*Work to be completed:*
Where does the string "text" appear? Copy every line of the entries below that holds it.

□ □ □ □

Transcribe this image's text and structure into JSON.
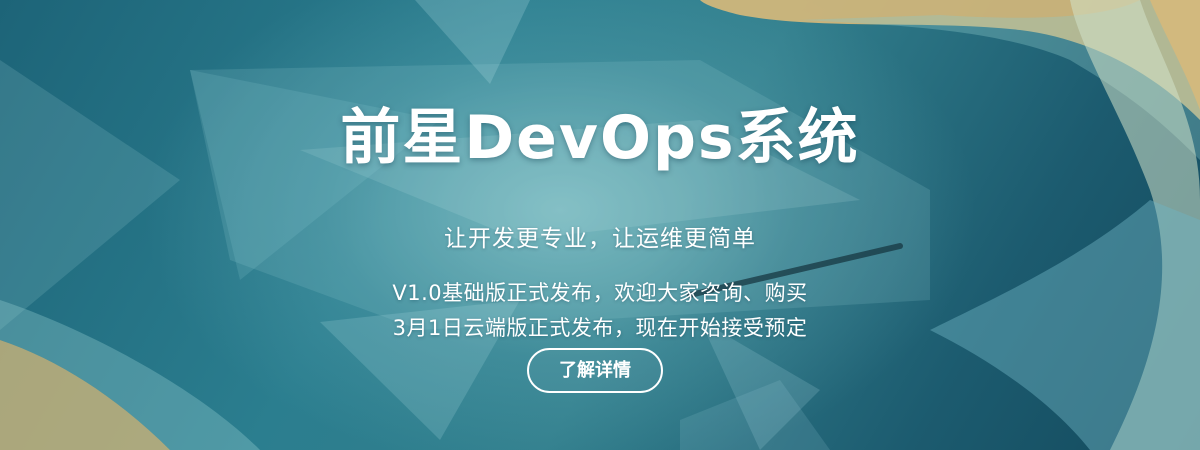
{
  "banner": {
    "title": "前星DevOps系统",
    "subtitle": "让开发更专业，让运维更简单",
    "lines": [
      "V1.0基础版正式发布，欢迎大家咨询、购买",
      "3月1日云端版正式发布，现在开始接受预定"
    ],
    "cta_label": "了解详情"
  },
  "colors": {
    "background": "#1d6478",
    "accent_gold": "#d9b878",
    "text": "#ffffff"
  }
}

□ □ □ □

*Final result:*
Transcribe this image's text and structure into JSON.
    "text": "#ffffff"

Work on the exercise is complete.